**WHAT YOU SHOULD DO:** Repeat the material exactly, leaving nothing out.

**TASK INPUTS:**
________________
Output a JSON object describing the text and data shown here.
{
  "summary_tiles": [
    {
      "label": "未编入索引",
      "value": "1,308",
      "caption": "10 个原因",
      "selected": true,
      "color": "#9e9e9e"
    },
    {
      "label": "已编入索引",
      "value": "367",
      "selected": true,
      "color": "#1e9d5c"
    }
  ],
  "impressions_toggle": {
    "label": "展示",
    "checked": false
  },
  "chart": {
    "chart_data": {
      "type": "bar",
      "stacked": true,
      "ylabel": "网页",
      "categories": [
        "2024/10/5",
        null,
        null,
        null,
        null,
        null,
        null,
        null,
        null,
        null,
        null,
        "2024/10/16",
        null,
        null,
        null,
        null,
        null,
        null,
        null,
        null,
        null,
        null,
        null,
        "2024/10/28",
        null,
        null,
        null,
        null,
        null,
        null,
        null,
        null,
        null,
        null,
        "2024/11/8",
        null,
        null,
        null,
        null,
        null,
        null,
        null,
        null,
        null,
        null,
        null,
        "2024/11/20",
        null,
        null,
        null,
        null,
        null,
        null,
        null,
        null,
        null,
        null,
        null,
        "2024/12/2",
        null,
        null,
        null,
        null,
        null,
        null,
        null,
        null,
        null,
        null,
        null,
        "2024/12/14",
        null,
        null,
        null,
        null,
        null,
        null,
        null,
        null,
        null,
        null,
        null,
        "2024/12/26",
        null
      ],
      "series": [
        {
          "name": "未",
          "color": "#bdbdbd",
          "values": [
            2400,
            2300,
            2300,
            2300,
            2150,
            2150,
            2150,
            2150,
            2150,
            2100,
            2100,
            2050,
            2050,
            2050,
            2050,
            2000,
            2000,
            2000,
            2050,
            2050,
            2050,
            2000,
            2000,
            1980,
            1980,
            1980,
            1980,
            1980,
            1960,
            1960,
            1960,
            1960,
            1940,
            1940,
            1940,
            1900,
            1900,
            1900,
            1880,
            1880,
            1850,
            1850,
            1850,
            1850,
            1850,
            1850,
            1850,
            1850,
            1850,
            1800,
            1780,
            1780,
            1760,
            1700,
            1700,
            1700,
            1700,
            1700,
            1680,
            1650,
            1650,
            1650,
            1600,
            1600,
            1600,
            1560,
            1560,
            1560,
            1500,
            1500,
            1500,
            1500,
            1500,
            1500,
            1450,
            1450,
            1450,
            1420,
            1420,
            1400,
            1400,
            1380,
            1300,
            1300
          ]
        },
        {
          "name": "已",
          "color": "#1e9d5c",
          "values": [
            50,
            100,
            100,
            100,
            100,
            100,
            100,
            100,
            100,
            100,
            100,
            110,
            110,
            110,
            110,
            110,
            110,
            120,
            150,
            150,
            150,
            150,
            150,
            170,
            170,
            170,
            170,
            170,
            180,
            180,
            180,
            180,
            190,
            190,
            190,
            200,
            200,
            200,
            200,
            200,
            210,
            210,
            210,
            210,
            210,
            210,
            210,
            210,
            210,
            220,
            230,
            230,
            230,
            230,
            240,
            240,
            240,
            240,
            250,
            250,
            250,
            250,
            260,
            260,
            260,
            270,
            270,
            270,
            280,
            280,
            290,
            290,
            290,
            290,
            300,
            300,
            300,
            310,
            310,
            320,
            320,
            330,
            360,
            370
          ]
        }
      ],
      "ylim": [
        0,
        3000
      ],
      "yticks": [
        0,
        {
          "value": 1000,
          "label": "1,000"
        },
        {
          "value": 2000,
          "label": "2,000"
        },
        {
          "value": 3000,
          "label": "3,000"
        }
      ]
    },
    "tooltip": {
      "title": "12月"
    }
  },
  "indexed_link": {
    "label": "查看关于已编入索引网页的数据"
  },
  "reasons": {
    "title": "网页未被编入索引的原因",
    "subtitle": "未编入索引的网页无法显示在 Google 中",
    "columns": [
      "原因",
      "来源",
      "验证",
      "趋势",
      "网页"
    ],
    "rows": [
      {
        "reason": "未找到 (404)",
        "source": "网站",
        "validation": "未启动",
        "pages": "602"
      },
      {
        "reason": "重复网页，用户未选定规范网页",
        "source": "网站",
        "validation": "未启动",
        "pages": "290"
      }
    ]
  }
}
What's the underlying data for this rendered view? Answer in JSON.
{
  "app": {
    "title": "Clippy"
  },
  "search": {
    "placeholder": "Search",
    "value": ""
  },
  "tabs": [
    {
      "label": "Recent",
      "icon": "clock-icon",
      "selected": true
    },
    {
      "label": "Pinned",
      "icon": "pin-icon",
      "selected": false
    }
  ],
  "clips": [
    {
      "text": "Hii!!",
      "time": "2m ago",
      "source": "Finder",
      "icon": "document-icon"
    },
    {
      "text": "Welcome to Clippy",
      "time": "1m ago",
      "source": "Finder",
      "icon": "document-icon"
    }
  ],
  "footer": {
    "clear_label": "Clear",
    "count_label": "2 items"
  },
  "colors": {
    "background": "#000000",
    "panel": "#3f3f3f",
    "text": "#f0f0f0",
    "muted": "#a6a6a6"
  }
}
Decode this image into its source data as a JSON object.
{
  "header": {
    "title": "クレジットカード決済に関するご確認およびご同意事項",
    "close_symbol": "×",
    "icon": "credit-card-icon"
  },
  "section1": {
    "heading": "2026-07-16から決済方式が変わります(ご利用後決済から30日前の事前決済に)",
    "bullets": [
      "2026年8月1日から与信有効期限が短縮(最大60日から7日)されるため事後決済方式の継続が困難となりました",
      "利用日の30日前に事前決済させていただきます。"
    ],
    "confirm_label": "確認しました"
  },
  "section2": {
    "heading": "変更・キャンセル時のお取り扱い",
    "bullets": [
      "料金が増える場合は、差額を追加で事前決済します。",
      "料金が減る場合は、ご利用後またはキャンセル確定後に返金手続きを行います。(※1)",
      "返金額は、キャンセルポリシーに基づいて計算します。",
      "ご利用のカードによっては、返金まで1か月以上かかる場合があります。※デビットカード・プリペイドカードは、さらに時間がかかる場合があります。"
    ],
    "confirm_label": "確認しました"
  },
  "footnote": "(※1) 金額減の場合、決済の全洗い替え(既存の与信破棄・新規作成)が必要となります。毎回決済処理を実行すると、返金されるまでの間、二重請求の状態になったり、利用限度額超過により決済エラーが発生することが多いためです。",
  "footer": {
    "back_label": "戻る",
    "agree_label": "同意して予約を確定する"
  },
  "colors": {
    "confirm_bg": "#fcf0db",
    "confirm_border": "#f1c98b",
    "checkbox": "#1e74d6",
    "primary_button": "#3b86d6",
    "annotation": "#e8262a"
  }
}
________________
**RESPONSE TO THE EXERCISE:**
Output a JSON object describing the text and data shown here.
{
  "summary_tiles": [
    {
      "label": "未编入索引",
      "value": "1,308",
      "caption": "10 个原因",
      "selected": true,
      "color": "#9e9e9e"
    },
    {
      "label": "已编入索引",
      "value": "367",
      "selected": true,
      "color": "#1e9d5c"
    }
  ],
  "impressions_toggle": {
    "label": "展示",
    "checked": false
  },
  "chart": {
    "chart_data": {
      "type": "bar",
      "stacked": true,
      "ylabel": "网页",
      "categories": [
        "2024/10/5",
        null,
        null,
        null,
        null,
        null,
        null,
        null,
        null,
        null,
        null,
        "2024/10/16",
        null,
        null,
        null,
        null,
        null,
        null,
        null,
        null,
        null,
        null,
        null,
        "2024/10/28",
        null,
        null,
        null,
        null,
        null,
        null,
        null,
        null,
        null,
        null,
        "2024/11/8",
        null,
        null,
        null,
        null,
        null,
        null,
        null,
        null,
        null,
        null,
        null,
        "2024/11/20",
        null,
        null,
        null,
        null,
        null,
        null,
        null,
        null,
        null,
        null,
        null,
        "2024/12/2",
        null,
        null,
        null,
        null,
        null,
        null,
        null,
        null,
        null,
        null,
        null,
        "2024/12/14",
        null,
        null,
        null,
        null,
        null,
        null,
        null,
        null,
        null,
        null,
        null,
        "2024/12/26",
        null
      ],
      "series": [
        {
          "name": "未",
          "color": "#bdbdbd",
          "values": [
            2400,
            2300,
            2300,
            2300,
            2150,
            2150,
            2150,
            2150,
            2150,
            2100,
            2100,
            2050,
            2050,
            2050,
            2050,
            2000,
            2000,
            2000,
            2050,
            2050,
            2050,
            2000,
            2000,
            1980,
            1980,
            1980,
            1980,
            1980,
            1960,
            1960,
            1960,
            1960,
            1940,
            1940,
            1940,
            1900,
            1900,
            1900,
            1880,
            1880,
            1850,
            1850,
            1850,
            1850,
            1850,
            1850,
            1850,
            1850,
            1850,
            1800,
            1780,
            1780,
            1760,
            1700,
            1700,
            1700,
            1700,
            1700,
            1680,
            1650,
            1650,
            1650,
            1600,
            1600,
            1600,
            1560,
            1560,
            1560,
            1500,
            1500,
            1500,
            1500,
            1500,
            1500,
            1450,
            1450,
            1450,
            1420,
            1420,
            1400,
            1400,
            1380,
            1300,
            1300
          ]
        },
        {
          "name": "已",
          "color": "#1e9d5c",
          "values": [
            50,
            100,
            100,
            100,
            100,
            100,
            100,
            100,
            100,
            100,
            100,
            110,
            110,
            110,
            110,
            110,
            110,
            120,
            150,
            150,
            150,
            150,
            150,
            170,
            170,
            170,
            170,
            170,
            180,
            180,
            180,
            180,
            190,
            190,
            190,
            200,
            200,
            200,
            200,
            200,
            210,
            210,
            210,
            210,
            210,
            210,
            210,
            210,
            210,
            220,
            230,
            230,
            230,
            230,
            240,
            240,
            240,
            240,
            250,
            250,
            250,
            250,
            260,
            260,
            260,
            270,
            270,
            270,
            280,
            280,
            290,
            290,
            290,
            290,
            300,
            300,
            300,
            310,
            310,
            320,
            320,
            330,
            360,
            370
          ]
        }
      ],
      "ylim": [
        0,
        3000
      ],
      "yticks": [
        0,
        {
          "value": 1000,
          "label": "1,000"
        },
        {
          "value": 2000,
          "label": "2,000"
        },
        {
          "value": 3000,
          "label": "3,000"
        }
      ]
    },
    "tooltip": {
      "title": "12月"
    }
  },
  "indexed_link": {
    "label": "查看关于已编入索引网页的数据"
  },
  "reasons": {
    "title": "网页未被编入索引的原因",
    "subtitle": "未编入索引的网页无法显示在 Google 中",
    "columns": [
      "原因",
      "来源",
      "验证",
      "趋势",
      "网页"
    ],
    "rows": [
      {
        "reason": "未找到 (404)",
        "source": "网站",
        "validation": "未启动",
        "pages": "602"
      },
      {
        "reason": "重复网页，用户未选定规范网页",
        "source": "网站",
        "validation": "未启动",
        "pages": "290"
      }
    ]
  }
}
What's the underlying data for this rendered view? Answer in JSON.
{
  "app": {
    "title": "Clippy"
  },
  "search": {
    "placeholder": "Search",
    "value": ""
  },
  "tabs": [
    {
      "label": "Recent",
      "icon": "clock-icon",
      "selected": true
    },
    {
      "label": "Pinned",
      "icon": "pin-icon",
      "selected": false
    }
  ],
  "clips": [
    {
      "text": "Hii!!",
      "time": "2m ago",
      "source": "Finder",
      "icon": "document-icon"
    },
    {
      "text": "Welcome to Clippy",
      "time": "1m ago",
      "source": "Finder",
      "icon": "document-icon"
    }
  ],
  "footer": {
    "clear_label": "Clear",
    "count_label": "2 items"
  },
  "colors": {
    "background": "#000000",
    "panel": "#3f3f3f",
    "text": "#f0f0f0",
    "muted": "#a6a6a6"
  }
}
Decode this image into its source data as a JSON object.
{
  "header": {
    "title": "クレジットカード決済に関するご確認およびご同意事項",
    "close_symbol": "×",
    "icon": "credit-card-icon"
  },
  "section1": {
    "heading": "2026-07-16から決済方式が変わります(ご利用後決済から30日前の事前決済に)",
    "bullets": [
      "2026年8月1日から与信有効期限が短縮(最大60日から7日)されるため事後決済方式の継続が困難となりました",
      "利用日の30日前に事前決済させていただきます。"
    ],
    "confirm_label": "確認しました"
  },
  "section2": {
    "heading": "変更・キャンセル時のお取り扱い",
    "bullets": [
      "料金が増える場合は、差額を追加で事前決済します。",
      "料金が減る場合は、ご利用後またはキャンセル確定後に返金手続きを行います。(※1)",
      "返金額は、キャンセルポリシーに基づいて計算します。",
      "ご利用のカードによっては、返金まで1か月以上かかる場合があります。※デビットカード・プリペイドカードは、さらに時間がかかる場合があります。"
    ],
    "confirm_label": "確認しました"
  },
  "footnote": "(※1) 金額減の場合、決済の全洗い替え(既存の与信破棄・新規作成)が必要となります。毎回決済処理を実行すると、返金されるまでの間、二重請求の状態になったり、利用限度額超過により決済エラーが発生することが多いためです。",
  "footer": {
    "back_label": "戻る",
    "agree_label": "同意して予約を確定する"
  },
  "colors": {
    "confirm_bg": "#fcf0db",
    "confirm_border": "#f1c98b",
    "checkbox": "#1e74d6",
    "primary_button": "#3b86d6",
    "annotation": "#e8262a"
  }
}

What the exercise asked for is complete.